STATED GOAL: Look over the entries that follow and work out how many lines contain "tanúsított". State the number only.
******
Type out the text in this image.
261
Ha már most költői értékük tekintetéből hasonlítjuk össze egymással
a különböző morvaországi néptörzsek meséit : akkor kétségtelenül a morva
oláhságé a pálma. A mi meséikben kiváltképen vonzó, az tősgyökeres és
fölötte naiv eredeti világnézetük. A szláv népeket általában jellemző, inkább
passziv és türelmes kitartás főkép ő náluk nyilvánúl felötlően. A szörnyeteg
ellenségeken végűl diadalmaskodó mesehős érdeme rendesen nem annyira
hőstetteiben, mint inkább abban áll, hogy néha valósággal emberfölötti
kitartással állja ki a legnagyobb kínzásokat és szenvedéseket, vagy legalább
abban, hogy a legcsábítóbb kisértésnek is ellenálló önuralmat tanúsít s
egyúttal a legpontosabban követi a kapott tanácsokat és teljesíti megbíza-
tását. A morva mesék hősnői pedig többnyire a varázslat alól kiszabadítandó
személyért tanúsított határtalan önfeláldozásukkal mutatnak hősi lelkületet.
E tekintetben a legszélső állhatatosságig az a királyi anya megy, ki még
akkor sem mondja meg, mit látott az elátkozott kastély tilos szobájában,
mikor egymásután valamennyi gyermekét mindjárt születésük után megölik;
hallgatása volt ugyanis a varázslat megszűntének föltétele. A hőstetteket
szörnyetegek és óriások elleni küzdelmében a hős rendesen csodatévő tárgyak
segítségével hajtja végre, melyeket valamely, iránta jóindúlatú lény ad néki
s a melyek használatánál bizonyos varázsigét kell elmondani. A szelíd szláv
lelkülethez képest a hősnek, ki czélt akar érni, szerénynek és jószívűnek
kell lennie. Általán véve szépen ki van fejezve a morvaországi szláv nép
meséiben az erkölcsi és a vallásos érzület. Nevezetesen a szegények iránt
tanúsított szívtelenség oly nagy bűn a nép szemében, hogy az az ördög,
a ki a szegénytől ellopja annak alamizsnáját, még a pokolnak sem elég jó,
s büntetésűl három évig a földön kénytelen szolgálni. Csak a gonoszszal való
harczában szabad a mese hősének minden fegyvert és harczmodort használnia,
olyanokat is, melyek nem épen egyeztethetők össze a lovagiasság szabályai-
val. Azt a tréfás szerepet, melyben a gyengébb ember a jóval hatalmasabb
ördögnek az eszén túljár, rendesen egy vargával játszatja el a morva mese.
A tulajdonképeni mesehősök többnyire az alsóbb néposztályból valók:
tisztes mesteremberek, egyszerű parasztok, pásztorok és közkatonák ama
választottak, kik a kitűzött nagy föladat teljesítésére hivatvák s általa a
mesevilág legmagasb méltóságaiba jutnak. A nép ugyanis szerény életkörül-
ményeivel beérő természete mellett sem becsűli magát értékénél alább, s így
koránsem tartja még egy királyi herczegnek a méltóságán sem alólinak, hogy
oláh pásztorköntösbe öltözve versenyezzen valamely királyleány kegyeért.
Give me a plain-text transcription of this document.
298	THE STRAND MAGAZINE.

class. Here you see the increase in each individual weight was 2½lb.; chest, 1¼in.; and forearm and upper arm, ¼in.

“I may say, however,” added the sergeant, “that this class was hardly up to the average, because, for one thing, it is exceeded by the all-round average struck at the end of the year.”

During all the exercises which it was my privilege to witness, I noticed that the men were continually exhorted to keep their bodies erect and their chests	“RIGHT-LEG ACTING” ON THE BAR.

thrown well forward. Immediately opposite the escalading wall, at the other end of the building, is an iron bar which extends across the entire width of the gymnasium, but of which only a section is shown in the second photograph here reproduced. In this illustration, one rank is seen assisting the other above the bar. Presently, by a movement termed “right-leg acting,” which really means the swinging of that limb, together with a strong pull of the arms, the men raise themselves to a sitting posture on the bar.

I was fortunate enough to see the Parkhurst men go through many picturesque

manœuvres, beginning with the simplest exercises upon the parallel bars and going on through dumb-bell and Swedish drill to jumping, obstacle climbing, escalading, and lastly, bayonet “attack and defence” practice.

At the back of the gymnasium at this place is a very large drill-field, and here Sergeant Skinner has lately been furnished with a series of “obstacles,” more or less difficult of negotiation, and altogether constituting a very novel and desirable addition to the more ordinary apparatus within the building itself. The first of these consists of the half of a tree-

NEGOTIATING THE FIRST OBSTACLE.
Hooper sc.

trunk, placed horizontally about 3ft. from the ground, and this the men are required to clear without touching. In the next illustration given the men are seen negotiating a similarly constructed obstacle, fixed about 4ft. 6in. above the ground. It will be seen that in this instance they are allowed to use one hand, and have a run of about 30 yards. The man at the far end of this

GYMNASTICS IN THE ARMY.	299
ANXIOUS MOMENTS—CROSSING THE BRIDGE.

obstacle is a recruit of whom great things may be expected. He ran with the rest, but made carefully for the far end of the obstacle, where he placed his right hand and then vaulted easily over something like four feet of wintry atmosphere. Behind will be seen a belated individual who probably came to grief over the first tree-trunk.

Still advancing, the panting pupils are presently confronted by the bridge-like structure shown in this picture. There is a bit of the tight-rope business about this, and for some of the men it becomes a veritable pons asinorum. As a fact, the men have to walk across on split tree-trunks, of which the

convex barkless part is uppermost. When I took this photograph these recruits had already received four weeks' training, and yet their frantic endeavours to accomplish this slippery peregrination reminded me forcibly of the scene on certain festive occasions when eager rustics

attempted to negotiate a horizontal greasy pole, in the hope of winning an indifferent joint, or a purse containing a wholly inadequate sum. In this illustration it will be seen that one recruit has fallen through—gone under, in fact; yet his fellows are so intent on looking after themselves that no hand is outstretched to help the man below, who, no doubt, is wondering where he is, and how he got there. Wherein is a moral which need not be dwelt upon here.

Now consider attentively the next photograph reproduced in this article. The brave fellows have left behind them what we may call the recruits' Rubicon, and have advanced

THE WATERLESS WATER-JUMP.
******
TASK SOLUTION: 2